■ WHAT TO PRODUCE ■
Provide only the number of lines in the listing that contain the string "items".

■ DATASET CONTENT ■
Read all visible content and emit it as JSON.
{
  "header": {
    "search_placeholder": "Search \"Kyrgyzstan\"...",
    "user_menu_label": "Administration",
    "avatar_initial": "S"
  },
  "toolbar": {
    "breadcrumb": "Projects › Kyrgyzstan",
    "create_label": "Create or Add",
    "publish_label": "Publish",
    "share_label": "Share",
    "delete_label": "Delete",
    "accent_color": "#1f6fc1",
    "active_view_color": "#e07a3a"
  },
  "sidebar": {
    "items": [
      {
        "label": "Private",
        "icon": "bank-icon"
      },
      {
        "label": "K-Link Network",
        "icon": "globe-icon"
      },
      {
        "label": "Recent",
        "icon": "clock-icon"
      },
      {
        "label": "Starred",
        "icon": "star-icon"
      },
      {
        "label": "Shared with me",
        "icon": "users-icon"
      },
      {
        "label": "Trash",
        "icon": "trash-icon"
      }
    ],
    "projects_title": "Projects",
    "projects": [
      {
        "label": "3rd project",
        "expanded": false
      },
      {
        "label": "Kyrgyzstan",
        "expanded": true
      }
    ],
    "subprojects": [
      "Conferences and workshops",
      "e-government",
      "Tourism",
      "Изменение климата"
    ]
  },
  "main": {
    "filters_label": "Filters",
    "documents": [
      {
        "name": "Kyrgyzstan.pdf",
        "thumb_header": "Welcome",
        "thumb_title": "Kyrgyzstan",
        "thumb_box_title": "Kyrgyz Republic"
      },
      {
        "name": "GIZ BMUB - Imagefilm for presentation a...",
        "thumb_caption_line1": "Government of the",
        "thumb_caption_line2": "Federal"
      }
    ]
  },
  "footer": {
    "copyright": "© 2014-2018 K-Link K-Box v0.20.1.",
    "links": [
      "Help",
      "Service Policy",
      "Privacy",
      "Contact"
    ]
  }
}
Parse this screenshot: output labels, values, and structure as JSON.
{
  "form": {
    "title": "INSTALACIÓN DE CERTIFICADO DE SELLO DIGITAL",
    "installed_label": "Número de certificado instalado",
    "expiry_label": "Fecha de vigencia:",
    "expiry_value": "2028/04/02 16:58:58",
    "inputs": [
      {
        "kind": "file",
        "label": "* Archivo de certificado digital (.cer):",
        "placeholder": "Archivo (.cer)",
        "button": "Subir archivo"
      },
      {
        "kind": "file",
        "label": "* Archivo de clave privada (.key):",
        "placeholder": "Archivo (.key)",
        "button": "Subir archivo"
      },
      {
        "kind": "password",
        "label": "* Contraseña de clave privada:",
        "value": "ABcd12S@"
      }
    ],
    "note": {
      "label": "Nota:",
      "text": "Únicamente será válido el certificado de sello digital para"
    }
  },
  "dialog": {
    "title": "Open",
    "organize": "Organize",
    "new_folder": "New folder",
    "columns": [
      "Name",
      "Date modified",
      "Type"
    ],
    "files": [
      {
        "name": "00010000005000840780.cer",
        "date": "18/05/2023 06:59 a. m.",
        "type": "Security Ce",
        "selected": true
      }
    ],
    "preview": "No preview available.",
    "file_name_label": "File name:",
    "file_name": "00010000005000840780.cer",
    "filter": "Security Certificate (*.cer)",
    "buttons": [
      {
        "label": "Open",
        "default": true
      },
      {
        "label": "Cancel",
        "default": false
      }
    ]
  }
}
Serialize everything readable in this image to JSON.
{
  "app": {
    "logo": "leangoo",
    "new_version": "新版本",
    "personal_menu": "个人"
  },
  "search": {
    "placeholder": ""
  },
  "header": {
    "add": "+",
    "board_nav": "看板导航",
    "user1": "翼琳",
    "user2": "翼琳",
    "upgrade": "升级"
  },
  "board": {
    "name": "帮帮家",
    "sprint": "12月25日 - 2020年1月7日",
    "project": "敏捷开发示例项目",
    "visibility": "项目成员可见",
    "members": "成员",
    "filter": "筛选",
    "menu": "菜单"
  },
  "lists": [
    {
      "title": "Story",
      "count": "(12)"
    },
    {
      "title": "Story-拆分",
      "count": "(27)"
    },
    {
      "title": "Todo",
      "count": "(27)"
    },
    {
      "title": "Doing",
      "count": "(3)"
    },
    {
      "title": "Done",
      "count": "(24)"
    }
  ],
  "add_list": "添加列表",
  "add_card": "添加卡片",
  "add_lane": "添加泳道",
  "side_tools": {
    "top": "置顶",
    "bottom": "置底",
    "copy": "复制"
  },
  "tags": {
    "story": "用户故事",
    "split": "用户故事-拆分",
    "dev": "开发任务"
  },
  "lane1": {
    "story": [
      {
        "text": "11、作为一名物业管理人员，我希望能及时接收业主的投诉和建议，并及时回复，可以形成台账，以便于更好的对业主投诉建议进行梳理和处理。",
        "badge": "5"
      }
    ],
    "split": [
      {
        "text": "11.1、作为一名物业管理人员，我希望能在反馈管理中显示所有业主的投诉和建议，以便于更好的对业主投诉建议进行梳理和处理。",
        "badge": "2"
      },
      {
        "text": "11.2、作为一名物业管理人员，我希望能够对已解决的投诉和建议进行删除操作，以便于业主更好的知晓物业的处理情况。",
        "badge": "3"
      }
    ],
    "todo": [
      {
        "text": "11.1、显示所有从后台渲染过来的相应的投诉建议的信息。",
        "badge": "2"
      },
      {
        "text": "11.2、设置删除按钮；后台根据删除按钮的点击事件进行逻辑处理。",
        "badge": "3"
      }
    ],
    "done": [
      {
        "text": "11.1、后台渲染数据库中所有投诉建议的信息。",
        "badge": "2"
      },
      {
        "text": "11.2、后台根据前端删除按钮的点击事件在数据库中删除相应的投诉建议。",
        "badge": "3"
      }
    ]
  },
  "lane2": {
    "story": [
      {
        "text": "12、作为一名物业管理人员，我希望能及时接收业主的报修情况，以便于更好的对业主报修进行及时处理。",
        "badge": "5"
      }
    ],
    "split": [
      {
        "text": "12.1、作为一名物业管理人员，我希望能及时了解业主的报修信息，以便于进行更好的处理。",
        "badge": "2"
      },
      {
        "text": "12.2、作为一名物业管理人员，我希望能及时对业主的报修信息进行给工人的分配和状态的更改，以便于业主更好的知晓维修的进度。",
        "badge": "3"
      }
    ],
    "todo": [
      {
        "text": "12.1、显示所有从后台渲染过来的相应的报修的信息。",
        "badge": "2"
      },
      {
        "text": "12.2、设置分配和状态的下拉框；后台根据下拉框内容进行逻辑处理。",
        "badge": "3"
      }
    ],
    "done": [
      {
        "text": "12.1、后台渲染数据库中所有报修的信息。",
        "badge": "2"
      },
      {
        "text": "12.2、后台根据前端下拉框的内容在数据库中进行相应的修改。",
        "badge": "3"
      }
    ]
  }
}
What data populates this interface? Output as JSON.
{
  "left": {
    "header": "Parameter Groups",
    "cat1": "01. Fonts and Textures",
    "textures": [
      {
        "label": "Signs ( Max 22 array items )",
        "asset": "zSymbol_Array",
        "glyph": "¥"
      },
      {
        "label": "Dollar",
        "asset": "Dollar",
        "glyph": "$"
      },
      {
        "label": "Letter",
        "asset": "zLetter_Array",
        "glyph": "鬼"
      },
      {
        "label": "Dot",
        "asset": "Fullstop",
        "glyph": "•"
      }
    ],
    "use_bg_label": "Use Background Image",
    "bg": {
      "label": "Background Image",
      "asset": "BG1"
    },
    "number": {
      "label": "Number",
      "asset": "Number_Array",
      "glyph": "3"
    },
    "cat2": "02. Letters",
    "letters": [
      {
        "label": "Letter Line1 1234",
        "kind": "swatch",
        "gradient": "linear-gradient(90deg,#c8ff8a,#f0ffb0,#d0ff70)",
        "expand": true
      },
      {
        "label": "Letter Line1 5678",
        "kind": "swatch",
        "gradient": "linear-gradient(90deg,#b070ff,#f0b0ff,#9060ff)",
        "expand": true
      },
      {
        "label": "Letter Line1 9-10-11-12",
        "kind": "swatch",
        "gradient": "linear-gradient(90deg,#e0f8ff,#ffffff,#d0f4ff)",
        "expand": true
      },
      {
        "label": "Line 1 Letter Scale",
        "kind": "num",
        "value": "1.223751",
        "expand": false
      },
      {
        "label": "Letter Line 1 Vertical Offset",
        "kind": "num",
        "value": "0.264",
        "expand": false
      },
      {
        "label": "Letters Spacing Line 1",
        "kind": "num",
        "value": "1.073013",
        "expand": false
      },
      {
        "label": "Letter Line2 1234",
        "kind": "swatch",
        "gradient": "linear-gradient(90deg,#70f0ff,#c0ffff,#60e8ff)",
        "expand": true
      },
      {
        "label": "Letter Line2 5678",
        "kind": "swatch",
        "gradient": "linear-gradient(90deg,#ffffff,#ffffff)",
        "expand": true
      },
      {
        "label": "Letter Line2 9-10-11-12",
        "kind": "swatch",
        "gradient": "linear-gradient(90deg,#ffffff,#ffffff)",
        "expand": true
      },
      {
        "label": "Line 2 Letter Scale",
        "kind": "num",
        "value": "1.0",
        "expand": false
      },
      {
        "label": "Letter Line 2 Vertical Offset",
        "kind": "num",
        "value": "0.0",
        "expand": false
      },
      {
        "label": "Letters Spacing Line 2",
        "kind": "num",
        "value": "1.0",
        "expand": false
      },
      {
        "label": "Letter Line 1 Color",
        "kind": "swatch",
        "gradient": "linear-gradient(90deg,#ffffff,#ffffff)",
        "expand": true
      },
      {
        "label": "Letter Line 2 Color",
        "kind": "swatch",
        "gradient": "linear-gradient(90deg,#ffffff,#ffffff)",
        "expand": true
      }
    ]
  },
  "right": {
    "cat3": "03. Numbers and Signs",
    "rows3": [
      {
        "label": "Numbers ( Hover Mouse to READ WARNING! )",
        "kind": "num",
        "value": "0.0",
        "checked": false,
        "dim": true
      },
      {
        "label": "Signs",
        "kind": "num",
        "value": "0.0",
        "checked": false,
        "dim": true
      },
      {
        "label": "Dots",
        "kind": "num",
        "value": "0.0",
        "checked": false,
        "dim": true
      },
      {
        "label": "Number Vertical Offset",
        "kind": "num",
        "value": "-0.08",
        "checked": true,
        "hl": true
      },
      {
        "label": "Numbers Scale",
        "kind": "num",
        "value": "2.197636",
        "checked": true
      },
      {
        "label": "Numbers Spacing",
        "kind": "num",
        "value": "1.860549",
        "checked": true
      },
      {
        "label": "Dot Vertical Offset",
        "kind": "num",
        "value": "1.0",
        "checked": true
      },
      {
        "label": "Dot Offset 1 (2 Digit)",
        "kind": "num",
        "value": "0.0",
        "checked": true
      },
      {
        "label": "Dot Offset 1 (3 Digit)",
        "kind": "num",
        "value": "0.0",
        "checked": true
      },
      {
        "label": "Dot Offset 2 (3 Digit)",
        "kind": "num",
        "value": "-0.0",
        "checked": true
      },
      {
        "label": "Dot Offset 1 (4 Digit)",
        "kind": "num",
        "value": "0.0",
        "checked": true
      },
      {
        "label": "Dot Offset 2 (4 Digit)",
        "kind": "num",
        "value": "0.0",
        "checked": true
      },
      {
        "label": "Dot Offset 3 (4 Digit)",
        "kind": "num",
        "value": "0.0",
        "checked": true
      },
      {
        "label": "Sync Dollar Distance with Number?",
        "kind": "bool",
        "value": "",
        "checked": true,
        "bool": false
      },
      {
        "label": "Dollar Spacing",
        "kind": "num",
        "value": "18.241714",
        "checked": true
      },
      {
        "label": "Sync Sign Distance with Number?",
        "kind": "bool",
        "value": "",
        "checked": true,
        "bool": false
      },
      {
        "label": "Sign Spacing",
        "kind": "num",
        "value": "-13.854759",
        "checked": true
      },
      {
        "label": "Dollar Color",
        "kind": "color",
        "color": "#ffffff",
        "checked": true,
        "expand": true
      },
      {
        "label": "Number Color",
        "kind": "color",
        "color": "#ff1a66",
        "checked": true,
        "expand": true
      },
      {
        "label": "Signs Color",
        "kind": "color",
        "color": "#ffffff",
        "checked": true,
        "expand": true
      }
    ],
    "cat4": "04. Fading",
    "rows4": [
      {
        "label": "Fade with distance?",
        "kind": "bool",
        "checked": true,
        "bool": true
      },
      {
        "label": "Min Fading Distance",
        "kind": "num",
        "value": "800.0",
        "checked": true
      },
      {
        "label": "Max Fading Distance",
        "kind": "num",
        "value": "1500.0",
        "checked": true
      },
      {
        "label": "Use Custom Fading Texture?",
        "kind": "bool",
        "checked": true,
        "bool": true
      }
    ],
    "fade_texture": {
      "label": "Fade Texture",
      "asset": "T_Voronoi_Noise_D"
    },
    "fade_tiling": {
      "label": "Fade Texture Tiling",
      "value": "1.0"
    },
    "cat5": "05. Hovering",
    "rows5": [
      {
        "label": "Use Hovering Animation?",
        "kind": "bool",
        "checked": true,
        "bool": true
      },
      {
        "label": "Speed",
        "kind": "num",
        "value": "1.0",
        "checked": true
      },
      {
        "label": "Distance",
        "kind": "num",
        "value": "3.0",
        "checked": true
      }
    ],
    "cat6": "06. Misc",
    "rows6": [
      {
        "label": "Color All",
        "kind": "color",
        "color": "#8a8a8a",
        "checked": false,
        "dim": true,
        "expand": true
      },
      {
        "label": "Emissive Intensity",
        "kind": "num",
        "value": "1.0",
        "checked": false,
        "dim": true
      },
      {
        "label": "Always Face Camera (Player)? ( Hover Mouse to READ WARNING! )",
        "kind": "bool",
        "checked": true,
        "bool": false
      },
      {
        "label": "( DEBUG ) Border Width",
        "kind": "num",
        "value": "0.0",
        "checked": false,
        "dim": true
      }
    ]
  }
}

■ SOLUTION TO THIS PROBLEM ■
2